=== GIVEN DATA ===
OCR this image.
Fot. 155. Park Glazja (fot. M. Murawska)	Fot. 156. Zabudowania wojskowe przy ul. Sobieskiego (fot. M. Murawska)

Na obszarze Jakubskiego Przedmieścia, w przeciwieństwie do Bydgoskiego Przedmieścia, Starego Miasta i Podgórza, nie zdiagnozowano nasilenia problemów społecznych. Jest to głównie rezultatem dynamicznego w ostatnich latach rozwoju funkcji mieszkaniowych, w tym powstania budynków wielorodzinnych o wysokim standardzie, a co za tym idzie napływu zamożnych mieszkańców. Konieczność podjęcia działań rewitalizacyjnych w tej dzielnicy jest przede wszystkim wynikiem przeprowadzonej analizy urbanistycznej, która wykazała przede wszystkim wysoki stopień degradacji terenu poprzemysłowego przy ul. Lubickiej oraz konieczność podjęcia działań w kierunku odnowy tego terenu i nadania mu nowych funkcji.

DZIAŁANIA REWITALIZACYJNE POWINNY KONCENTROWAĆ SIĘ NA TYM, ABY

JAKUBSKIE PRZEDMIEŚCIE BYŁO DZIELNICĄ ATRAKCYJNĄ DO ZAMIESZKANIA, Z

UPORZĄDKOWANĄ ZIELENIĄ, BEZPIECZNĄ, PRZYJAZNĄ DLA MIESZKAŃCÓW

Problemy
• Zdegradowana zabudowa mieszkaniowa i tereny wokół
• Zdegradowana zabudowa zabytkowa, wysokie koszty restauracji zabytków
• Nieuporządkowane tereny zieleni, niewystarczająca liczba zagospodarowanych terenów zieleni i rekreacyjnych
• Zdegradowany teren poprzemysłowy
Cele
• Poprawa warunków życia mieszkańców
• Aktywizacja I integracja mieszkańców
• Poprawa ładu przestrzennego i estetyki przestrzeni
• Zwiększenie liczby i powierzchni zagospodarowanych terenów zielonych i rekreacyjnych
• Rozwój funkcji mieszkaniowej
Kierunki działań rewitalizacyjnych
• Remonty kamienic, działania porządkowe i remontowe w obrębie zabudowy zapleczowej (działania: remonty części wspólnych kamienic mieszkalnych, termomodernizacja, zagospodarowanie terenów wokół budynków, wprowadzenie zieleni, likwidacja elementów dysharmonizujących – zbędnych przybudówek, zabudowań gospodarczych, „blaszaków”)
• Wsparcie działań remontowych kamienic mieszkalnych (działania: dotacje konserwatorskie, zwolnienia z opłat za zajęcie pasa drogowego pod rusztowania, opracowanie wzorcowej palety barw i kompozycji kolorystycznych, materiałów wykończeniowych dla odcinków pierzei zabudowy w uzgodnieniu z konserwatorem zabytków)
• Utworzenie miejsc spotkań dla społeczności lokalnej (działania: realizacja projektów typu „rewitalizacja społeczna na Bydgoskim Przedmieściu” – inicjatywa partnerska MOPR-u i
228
===
- AIM OF THE EXERCISE
Please repeat the material above, word for word and in full.

- OUTPUT FOR THIS EXERCISE
OCR this image.
Fot. 155. Park Glazja (fot. M. Murawska)	Fot. 156. Zabudowania wojskowe przy ul. Sobieskiego (fot. M. Murawska)

Na obszarze Jakubskiego Przedmieścia, w przeciwieństwie do Bydgoskiego Przedmieścia, Starego Miasta i Podgórza, nie zdiagnozowano nasilenia problemów społecznych. Jest to głównie rezultatem dynamicznego w ostatnich latach rozwoju funkcji mieszkaniowych, w tym powstania budynków wielorodzinnych o wysokim standardzie, a co za tym idzie napływu zamożnych mieszkańców. Konieczność podjęcia działań rewitalizacyjnych w tej dzielnicy jest przede wszystkim wynikiem przeprowadzonej analizy urbanistycznej, która wykazała przede wszystkim wysoki stopień degradacji terenu poprzemysłowego przy ul. Lubickiej oraz konieczność podjęcia działań w kierunku odnowy tego terenu i nadania mu nowych funkcji.

DZIAŁANIA REWITALIZACYJNE POWINNY KONCENTROWAĆ SIĘ NA TYM, ABY

JAKUBSKIE PRZEDMIEŚCIE BYŁO DZIELNICĄ ATRAKCYJNĄ DO ZAMIESZKANIA, Z

UPORZĄDKOWANĄ ZIELENIĄ, BEZPIECZNĄ, PRZYJAZNĄ DLA MIESZKAŃCÓW

Problemy
• Zdegradowana zabudowa mieszkaniowa i tereny wokół
• Zdegradowana zabudowa zabytkowa, wysokie koszty restauracji zabytków
• Nieuporządkowane tereny zieleni, niewystarczająca liczba zagospodarowanych terenów zieleni i rekreacyjnych
• Zdegradowany teren poprzemysłowy
Cele
• Poprawa warunków życia mieszkańców
• Aktywizacja I integracja mieszkańców
• Poprawa ładu przestrzennego i estetyki przestrzeni
• Zwiększenie liczby i powierzchni zagospodarowanych terenów zielonych i rekreacyjnych
• Rozwój funkcji mieszkaniowej
Kierunki działań rewitalizacyjnych
• Remonty kamienic, działania porządkowe i remontowe w obrębie zabudowy zapleczowej (działania: remonty części wspólnych kamienic mieszkalnych, termomodernizacja, zagospodarowanie terenów wokół budynków, wprowadzenie zieleni, likwidacja elementów dysharmonizujących – zbędnych przybudówek, zabudowań gospodarczych, „blaszaków”)
• Wsparcie działań remontowych kamienic mieszkalnych (działania: dotacje konserwatorskie, zwolnienia z opłat za zajęcie pasa drogowego pod rusztowania, opracowanie wzorcowej palety barw i kompozycji kolorystycznych, materiałów wykończeniowych dla odcinków pierzei zabudowy w uzgodnieniu z konserwatorem zabytków)
• Utworzenie miejsc spotkań dla społeczności lokalnej (działania: realizacja projektów typu „rewitalizacja społeczna na Bydgoskim Przedmieściu” – inicjatywa partnerska MOPR-u i
228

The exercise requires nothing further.